(Dataset items)
__________

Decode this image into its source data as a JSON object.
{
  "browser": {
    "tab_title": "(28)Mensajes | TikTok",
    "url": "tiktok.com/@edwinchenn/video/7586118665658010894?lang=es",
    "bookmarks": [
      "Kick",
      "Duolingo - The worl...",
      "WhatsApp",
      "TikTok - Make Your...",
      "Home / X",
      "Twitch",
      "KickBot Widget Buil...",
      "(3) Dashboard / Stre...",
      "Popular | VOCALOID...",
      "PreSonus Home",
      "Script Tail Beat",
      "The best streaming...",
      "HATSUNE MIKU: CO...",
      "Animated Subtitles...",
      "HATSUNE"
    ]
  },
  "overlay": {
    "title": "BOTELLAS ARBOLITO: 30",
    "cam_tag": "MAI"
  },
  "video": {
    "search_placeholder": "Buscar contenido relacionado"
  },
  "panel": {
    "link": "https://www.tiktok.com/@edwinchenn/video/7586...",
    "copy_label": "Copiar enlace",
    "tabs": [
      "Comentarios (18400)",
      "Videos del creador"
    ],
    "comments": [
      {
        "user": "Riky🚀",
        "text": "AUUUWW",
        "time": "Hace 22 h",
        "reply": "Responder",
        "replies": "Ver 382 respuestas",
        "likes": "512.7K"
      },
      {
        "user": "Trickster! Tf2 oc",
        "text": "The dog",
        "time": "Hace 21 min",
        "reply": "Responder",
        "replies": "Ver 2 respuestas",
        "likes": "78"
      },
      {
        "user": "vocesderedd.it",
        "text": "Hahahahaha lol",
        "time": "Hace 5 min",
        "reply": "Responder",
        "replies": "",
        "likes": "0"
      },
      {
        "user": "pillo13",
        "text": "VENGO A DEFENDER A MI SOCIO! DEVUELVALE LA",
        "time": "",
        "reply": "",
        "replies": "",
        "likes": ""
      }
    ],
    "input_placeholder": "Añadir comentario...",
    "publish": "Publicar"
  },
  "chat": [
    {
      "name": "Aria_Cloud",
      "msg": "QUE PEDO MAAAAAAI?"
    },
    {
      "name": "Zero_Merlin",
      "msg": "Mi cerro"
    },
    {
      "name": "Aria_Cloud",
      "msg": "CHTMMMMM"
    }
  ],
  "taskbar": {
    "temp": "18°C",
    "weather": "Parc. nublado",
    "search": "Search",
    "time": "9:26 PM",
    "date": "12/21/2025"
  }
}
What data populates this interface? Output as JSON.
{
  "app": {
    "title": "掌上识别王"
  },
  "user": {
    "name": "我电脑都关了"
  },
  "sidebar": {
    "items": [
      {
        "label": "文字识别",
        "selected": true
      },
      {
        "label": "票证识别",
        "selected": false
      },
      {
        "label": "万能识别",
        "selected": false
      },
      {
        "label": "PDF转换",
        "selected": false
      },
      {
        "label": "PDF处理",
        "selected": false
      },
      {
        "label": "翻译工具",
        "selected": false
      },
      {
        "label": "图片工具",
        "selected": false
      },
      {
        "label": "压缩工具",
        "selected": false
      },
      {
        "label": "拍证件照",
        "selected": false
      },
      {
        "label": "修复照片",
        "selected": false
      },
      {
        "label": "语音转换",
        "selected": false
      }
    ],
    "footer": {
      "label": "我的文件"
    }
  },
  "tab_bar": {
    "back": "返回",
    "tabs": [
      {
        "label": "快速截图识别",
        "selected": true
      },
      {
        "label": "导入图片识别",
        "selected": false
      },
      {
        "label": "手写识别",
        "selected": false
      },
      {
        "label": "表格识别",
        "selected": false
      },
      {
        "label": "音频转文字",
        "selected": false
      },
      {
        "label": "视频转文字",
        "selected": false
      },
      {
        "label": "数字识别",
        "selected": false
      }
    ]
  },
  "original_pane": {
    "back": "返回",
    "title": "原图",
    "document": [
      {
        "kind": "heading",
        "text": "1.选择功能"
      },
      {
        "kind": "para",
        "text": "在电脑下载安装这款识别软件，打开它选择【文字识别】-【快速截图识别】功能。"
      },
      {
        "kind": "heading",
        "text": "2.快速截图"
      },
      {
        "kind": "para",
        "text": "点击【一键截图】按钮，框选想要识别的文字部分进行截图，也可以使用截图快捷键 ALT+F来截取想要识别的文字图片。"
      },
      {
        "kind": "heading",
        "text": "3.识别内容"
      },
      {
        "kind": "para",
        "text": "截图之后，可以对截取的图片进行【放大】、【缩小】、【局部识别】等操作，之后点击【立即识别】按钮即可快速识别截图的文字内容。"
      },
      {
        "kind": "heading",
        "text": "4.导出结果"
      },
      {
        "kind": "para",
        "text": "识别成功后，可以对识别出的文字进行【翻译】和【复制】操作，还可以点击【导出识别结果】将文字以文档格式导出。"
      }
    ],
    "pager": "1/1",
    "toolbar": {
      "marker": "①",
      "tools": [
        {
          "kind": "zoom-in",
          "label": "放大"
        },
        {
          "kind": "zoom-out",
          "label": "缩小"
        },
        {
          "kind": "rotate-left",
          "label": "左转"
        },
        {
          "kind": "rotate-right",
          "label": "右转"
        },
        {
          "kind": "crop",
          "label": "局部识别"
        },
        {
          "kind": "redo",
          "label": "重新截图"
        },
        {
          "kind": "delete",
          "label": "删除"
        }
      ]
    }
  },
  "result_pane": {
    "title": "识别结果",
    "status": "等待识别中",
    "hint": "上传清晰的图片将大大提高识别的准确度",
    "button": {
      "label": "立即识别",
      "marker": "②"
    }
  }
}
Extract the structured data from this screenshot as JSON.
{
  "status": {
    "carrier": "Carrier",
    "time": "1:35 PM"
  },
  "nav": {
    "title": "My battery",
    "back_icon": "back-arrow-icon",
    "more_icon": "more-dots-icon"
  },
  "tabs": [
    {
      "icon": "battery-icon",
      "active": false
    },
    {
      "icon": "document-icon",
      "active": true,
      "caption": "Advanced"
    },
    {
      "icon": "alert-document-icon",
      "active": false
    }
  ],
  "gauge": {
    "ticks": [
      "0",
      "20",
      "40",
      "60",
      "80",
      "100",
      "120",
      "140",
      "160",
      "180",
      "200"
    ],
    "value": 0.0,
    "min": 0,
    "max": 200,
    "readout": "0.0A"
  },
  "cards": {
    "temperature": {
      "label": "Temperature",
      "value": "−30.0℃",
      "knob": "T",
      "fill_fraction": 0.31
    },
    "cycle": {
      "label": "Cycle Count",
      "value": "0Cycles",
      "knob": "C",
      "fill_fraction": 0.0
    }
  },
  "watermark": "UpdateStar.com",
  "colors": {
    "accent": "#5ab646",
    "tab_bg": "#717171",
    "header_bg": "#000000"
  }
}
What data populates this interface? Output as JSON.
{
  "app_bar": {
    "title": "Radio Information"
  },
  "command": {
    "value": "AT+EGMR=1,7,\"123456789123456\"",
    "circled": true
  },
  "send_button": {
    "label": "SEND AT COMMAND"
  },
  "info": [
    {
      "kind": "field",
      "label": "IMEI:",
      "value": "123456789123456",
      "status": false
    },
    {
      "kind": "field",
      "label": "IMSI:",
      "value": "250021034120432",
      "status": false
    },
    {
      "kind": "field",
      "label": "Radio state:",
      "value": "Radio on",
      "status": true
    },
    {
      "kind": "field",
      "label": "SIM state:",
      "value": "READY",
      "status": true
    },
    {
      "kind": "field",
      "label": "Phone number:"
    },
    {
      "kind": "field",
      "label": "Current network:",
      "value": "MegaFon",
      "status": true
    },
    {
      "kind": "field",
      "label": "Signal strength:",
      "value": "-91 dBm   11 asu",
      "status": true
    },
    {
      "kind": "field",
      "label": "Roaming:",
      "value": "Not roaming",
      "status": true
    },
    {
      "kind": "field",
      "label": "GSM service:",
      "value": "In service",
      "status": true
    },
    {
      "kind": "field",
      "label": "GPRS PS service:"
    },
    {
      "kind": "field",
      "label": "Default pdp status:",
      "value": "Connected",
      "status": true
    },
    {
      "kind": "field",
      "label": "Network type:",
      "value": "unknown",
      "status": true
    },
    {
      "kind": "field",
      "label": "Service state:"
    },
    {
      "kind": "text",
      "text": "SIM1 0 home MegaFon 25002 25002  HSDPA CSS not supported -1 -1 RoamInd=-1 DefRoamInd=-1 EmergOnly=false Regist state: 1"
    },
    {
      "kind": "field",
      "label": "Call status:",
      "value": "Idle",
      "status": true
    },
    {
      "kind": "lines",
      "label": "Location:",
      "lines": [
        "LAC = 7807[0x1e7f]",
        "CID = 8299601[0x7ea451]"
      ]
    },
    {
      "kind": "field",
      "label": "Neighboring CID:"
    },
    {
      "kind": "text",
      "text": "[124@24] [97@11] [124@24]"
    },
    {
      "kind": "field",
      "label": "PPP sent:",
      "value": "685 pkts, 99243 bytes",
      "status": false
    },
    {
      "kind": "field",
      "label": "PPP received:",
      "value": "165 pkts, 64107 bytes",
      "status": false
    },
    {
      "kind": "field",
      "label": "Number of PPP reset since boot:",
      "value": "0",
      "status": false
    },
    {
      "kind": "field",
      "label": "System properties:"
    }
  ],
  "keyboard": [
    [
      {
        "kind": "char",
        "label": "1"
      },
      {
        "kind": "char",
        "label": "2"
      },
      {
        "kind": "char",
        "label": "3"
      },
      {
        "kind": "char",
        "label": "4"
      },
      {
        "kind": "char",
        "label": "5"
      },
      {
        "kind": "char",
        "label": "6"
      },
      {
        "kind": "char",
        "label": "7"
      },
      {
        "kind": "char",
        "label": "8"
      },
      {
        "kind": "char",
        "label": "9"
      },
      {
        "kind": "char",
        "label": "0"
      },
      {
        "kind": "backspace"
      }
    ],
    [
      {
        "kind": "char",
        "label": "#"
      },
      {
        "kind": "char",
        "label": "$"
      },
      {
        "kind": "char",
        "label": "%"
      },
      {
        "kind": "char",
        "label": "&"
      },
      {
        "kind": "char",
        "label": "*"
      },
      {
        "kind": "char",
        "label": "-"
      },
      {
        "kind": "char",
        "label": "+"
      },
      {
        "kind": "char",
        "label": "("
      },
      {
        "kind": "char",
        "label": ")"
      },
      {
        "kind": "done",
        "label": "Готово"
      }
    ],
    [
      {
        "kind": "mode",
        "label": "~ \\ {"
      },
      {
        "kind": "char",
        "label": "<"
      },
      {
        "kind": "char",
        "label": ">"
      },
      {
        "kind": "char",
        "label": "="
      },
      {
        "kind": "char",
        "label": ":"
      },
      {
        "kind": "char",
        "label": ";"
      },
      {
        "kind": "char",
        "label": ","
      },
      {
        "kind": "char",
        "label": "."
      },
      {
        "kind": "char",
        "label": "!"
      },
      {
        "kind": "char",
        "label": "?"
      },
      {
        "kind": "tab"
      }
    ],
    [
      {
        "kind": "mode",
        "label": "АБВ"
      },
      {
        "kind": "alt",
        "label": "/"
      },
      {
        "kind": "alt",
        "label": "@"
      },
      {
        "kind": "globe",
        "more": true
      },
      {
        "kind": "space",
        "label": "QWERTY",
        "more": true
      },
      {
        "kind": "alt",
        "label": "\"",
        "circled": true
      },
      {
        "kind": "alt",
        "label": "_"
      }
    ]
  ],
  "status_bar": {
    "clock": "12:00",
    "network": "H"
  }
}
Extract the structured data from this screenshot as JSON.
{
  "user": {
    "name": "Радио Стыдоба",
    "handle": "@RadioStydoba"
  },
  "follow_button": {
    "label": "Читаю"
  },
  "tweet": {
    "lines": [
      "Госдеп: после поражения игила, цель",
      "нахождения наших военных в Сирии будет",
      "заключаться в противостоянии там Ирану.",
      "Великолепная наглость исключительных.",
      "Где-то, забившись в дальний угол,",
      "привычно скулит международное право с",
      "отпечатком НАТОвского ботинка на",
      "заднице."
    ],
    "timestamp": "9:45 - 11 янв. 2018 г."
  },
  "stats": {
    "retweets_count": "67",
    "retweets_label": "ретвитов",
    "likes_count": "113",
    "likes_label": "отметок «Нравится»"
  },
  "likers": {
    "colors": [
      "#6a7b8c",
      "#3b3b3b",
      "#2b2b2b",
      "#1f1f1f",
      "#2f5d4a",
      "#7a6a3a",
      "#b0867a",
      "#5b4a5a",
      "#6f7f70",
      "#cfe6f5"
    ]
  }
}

__________

== Task details ==
From the material given, work out how many lines hold the string "bytes"; state that number and nothing further.

== Solution for this task ==
2